THE PROBLEM = Below are some records; retype all of them exactly.

──────── MATERIAL FOR THIS TASK

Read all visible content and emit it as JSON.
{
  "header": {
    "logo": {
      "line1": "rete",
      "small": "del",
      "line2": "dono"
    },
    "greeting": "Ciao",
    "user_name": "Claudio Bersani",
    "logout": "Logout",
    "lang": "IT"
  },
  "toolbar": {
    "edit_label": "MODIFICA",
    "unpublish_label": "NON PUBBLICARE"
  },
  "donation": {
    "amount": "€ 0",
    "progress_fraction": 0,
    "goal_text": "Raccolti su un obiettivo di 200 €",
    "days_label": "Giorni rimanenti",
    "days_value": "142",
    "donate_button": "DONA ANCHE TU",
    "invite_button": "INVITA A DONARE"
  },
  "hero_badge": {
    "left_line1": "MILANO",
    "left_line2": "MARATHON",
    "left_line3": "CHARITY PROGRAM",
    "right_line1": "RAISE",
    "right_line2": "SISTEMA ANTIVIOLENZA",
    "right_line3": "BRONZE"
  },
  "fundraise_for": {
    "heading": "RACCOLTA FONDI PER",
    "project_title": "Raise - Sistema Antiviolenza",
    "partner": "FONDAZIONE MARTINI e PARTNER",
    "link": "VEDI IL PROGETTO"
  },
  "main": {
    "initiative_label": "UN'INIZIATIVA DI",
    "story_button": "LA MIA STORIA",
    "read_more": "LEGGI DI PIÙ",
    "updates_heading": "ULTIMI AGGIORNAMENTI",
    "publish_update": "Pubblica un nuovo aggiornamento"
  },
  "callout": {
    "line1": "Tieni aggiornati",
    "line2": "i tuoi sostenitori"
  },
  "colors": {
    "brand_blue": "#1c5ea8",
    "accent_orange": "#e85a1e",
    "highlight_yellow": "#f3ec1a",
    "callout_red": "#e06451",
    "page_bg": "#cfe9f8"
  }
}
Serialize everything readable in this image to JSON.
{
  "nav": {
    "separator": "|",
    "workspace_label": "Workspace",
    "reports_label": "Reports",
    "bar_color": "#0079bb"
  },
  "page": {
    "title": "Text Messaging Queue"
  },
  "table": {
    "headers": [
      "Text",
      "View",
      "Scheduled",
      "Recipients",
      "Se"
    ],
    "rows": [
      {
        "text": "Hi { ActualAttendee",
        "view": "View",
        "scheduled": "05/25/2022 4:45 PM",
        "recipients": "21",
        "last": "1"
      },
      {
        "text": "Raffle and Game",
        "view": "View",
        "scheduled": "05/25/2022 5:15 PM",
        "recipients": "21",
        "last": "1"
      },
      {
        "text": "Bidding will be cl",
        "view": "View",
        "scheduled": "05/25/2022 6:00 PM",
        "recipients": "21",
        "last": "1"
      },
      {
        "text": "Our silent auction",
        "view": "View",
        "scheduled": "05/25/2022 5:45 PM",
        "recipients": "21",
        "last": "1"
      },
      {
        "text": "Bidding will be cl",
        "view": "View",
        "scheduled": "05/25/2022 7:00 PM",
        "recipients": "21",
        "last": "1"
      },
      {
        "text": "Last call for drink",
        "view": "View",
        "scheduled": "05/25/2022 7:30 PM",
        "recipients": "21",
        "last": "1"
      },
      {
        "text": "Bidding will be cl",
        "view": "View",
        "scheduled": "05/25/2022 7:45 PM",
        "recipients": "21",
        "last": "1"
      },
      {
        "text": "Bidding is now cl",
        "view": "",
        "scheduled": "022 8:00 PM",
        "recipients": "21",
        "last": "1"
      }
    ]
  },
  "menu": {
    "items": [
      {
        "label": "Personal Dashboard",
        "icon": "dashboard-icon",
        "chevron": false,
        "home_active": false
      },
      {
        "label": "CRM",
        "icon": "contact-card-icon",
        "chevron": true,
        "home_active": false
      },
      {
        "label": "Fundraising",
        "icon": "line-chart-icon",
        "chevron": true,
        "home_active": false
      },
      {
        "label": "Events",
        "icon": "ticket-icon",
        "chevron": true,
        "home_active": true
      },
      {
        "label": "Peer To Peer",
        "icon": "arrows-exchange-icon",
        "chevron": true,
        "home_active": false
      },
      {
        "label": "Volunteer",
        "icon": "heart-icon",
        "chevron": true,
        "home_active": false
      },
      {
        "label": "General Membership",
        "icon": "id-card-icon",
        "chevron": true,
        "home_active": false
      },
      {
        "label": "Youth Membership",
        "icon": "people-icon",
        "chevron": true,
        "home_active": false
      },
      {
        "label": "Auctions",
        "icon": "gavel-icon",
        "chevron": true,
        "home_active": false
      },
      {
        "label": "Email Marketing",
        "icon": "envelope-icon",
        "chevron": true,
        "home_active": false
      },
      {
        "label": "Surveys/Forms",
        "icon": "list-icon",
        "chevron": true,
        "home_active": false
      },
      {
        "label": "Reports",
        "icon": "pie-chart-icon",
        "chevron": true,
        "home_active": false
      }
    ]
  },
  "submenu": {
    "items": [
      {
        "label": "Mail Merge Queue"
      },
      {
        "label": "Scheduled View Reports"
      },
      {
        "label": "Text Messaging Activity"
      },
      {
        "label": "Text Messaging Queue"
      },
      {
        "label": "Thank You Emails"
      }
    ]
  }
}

────────────────

RESULT FOR THIS TASK =
Read all visible content and emit it as JSON.
{
  "header": {
    "logo": {
      "line1": "rete",
      "small": "del",
      "line2": "dono"
    },
    "greeting": "Ciao",
    "user_name": "Claudio Bersani",
    "logout": "Logout",
    "lang": "IT"
  },
  "toolbar": {
    "edit_label": "MODIFICA",
    "unpublish_label": "NON PUBBLICARE"
  },
  "donation": {
    "amount": "€ 0",
    "progress_fraction": 0,
    "goal_text": "Raccolti su un obiettivo di 200 €",
    "days_label": "Giorni rimanenti",
    "days_value": "142",
    "donate_button": "DONA ANCHE TU",
    "invite_button": "INVITA A DONARE"
  },
  "hero_badge": {
    "left_line1": "MILANO",
    "left_line2": "MARATHON",
    "left_line3": "CHARITY PROGRAM",
    "right_line1": "RAISE",
    "right_line2": "SISTEMA ANTIVIOLENZA",
    "right_line3": "BRONZE"
  },
  "fundraise_for": {
    "heading": "RACCOLTA FONDI PER",
    "project_title": "Raise - Sistema Antiviolenza",
    "partner": "FONDAZIONE MARTINI e PARTNER",
    "link": "VEDI IL PROGETTO"
  },
  "main": {
    "initiative_label": "UN'INIZIATIVA DI",
    "story_button": "LA MIA STORIA",
    "read_more": "LEGGI DI PIÙ",
    "updates_heading": "ULTIMI AGGIORNAMENTI",
    "publish_update": "Pubblica un nuovo aggiornamento"
  },
  "callout": {
    "line1": "Tieni aggiornati",
    "line2": "i tuoi sostenitori"
  },
  "colors": {
    "brand_blue": "#1c5ea8",
    "accent_orange": "#e85a1e",
    "highlight_yellow": "#f3ec1a",
    "callout_red": "#e06451",
    "page_bg": "#cfe9f8"
  }
}
Serialize everything readable in this image to JSON.
{
  "nav": {
    "separator": "|",
    "workspace_label": "Workspace",
    "reports_label": "Reports",
    "bar_color": "#0079bb"
  },
  "page": {
    "title": "Text Messaging Queue"
  },
  "table": {
    "headers": [
      "Text",
      "View",
      "Scheduled",
      "Recipients",
      "Se"
    ],
    "rows": [
      {
        "text": "Hi { ActualAttendee",
        "view": "View",
        "scheduled": "05/25/2022 4:45 PM",
        "recipients": "21",
        "last": "1"
      },
      {
        "text": "Raffle and Game",
        "view": "View",
        "scheduled": "05/25/2022 5:15 PM",
        "recipients": "21",
        "last": "1"
      },
      {
        "text": "Bidding will be cl",
        "view": "View",
        "scheduled": "05/25/2022 6:00 PM",
        "recipients": "21",
        "last": "1"
      },
      {
        "text": "Our silent auction",
        "view": "View",
        "scheduled": "05/25/2022 5:45 PM",
        "recipients": "21",
        "last": "1"
      },
      {
        "text": "Bidding will be cl",
        "view": "View",
        "scheduled": "05/25/2022 7:00 PM",
        "recipients": "21",
        "last": "1"
      },
      {
        "text": "Last call for drink",
        "view": "View",
        "scheduled": "05/25/2022 7:30 PM",
        "recipients": "21",
        "last": "1"
      },
      {
        "text": "Bidding will be cl",
        "view": "View",
        "scheduled": "05/25/2022 7:45 PM",
        "recipients": "21",
        "last": "1"
      },
      {
        "text": "Bidding is now cl",
        "view": "",
        "scheduled": "022 8:00 PM",
        "recipients": "21",
        "last": "1"
      }
    ]
  },
  "menu": {
    "items": [
      {
        "label": "Personal Dashboard",
        "icon": "dashboard-icon",
        "chevron": false,
        "home_active": false
      },
      {
        "label": "CRM",
        "icon": "contact-card-icon",
        "chevron": true,
        "home_active": false
      },
      {
        "label": "Fundraising",
        "icon": "line-chart-icon",
        "chevron": true,
        "home_active": false
      },
      {
        "label": "Events",
        "icon": "ticket-icon",
        "chevron": true,
        "home_active": true
      },
      {
        "label": "Peer To Peer",
        "icon": "arrows-exchange-icon",
        "chevron": true,
        "home_active": false
      },
      {
        "label": "Volunteer",
        "icon": "heart-icon",
        "chevron": true,
        "home_active": false
      },
      {
        "label": "General Membership",
        "icon": "id-card-icon",
        "chevron": true,
        "home_active": false
      },
      {
        "label": "Youth Membership",
        "icon": "people-icon",
        "chevron": true,
        "home_active": false
      },
      {
        "label": "Auctions",
        "icon": "gavel-icon",
        "chevron": true,
        "home_active": false
      },
      {
        "label": "Email Marketing",
        "icon": "envelope-icon",
        "chevron": true,
        "home_active": false
      },
      {
        "label": "Surveys/Forms",
        "icon": "list-icon",
        "chevron": true,
        "home_active": false
      },
      {
        "label": "Reports",
        "icon": "pie-chart-icon",
        "chevron": true,
        "home_active": false
      }
    ]
  },
  "submenu": {
    "items": [
      {
        "label": "Mail Merge Queue"
      },
      {
        "label": "Scheduled View Reports"
      },
      {
        "label": "Text Messaging Activity"
      },
      {
        "label": "Text Messaging Queue"
      },
      {
        "label": "Thank You Emails"
      }
    ]
  }
}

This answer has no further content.